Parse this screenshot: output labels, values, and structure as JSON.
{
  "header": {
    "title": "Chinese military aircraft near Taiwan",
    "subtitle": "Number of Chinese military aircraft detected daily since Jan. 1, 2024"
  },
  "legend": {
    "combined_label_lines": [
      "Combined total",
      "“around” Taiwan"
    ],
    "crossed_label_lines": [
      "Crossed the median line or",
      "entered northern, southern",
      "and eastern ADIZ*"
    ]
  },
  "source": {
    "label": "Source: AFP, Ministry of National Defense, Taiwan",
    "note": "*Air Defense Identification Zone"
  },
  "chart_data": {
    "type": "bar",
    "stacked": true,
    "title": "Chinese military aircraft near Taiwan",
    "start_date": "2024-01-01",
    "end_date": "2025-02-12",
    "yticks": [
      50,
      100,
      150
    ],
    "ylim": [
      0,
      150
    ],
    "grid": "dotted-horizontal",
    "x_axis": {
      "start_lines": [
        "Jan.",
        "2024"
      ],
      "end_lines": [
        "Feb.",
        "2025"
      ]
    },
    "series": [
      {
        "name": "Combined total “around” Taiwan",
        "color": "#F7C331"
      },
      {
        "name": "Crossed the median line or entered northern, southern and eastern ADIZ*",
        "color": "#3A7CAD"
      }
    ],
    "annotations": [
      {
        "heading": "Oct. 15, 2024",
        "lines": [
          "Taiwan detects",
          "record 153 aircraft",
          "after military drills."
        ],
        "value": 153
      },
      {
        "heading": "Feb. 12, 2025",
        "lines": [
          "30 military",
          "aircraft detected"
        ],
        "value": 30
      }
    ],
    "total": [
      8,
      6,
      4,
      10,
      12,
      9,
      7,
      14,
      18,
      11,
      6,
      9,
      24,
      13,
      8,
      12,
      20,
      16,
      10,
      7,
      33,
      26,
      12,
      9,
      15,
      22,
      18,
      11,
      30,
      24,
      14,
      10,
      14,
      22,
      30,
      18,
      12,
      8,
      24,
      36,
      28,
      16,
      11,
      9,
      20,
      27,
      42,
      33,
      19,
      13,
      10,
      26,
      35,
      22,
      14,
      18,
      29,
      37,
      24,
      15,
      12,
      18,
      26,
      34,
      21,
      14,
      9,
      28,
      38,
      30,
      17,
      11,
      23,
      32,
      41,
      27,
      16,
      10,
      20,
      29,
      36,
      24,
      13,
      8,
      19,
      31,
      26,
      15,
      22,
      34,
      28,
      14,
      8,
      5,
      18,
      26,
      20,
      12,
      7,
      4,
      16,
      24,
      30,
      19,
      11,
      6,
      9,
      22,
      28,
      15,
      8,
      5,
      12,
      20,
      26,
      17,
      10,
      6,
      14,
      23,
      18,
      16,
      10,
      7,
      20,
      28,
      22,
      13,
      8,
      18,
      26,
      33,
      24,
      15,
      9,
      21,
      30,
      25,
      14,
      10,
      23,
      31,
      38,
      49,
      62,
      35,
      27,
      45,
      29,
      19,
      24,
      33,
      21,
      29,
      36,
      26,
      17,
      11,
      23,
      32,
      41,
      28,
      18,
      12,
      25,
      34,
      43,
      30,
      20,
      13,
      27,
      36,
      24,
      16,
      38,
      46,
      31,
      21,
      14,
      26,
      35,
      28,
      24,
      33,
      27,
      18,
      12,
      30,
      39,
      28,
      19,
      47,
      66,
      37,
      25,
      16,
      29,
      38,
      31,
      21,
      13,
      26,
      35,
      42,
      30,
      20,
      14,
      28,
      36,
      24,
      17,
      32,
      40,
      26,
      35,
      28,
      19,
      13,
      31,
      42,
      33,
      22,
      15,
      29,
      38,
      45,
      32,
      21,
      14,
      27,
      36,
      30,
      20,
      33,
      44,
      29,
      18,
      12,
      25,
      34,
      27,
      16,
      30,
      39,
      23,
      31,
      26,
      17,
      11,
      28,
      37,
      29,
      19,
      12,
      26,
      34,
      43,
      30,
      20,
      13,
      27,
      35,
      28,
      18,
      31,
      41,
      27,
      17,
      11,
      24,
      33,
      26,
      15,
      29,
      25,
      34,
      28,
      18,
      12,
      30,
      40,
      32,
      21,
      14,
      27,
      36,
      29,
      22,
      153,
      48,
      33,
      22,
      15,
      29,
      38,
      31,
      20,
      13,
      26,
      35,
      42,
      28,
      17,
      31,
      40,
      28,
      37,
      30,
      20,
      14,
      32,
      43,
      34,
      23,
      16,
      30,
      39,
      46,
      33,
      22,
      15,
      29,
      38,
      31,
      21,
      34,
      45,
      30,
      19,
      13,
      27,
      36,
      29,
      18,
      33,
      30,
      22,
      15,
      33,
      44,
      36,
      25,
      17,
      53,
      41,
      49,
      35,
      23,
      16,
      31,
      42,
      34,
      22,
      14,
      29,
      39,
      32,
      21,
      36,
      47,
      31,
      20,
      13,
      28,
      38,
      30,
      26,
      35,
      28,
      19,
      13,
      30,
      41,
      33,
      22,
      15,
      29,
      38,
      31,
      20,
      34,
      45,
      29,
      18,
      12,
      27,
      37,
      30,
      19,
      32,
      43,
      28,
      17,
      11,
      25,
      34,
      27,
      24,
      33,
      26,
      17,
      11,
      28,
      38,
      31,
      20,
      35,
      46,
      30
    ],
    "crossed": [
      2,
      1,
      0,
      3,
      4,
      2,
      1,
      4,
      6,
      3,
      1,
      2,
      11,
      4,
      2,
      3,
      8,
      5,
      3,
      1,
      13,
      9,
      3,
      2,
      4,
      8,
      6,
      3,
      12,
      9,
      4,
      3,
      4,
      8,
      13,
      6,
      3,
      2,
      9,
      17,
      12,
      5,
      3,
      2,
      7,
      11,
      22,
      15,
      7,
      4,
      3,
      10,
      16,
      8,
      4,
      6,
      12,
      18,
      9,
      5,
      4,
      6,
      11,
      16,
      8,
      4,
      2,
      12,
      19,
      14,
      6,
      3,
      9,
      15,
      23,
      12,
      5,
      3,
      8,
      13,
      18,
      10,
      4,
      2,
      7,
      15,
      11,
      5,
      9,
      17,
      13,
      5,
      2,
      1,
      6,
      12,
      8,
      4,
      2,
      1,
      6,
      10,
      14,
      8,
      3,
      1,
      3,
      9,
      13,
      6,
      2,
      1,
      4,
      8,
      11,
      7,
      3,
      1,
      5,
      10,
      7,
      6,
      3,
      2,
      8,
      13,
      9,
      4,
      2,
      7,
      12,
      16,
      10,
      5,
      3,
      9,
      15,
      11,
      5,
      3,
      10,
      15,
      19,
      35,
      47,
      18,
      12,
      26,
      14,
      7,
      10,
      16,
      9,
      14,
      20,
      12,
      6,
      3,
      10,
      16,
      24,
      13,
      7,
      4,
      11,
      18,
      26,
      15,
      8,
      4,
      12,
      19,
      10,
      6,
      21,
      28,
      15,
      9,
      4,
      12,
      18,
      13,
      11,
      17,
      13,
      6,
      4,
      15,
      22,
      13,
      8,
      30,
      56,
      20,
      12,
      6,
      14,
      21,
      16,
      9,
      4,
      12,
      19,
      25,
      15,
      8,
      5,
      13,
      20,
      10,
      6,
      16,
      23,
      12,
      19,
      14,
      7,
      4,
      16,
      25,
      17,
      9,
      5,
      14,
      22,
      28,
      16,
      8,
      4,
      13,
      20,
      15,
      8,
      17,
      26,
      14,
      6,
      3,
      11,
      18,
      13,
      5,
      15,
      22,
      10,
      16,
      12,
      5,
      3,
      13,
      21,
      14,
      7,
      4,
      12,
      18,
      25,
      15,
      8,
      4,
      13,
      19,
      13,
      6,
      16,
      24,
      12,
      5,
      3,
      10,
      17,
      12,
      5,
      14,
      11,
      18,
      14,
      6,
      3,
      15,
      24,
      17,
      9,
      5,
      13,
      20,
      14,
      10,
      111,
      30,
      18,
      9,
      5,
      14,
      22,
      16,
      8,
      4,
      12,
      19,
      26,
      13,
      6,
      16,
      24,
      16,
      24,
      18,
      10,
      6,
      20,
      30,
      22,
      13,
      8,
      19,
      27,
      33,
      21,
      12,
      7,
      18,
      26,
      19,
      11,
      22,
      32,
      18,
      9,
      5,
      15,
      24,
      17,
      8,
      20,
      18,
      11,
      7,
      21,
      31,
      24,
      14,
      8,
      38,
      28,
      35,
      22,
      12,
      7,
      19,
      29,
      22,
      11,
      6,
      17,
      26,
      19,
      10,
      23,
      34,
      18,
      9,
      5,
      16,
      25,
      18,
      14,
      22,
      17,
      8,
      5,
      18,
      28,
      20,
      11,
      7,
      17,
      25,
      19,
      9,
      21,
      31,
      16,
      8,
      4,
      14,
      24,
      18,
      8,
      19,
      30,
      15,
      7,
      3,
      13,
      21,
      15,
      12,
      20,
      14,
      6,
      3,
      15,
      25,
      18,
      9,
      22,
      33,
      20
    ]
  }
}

▬▬▬▬▬▬▬▬▬▬

[GIVEN TASK] Set out every line from the material that contains the string "detected".

[TASK RESPONSE]
    "subtitle": "Number of Chinese military aircraft detected daily since Jan. 1, 2024"
          "aircraft detected"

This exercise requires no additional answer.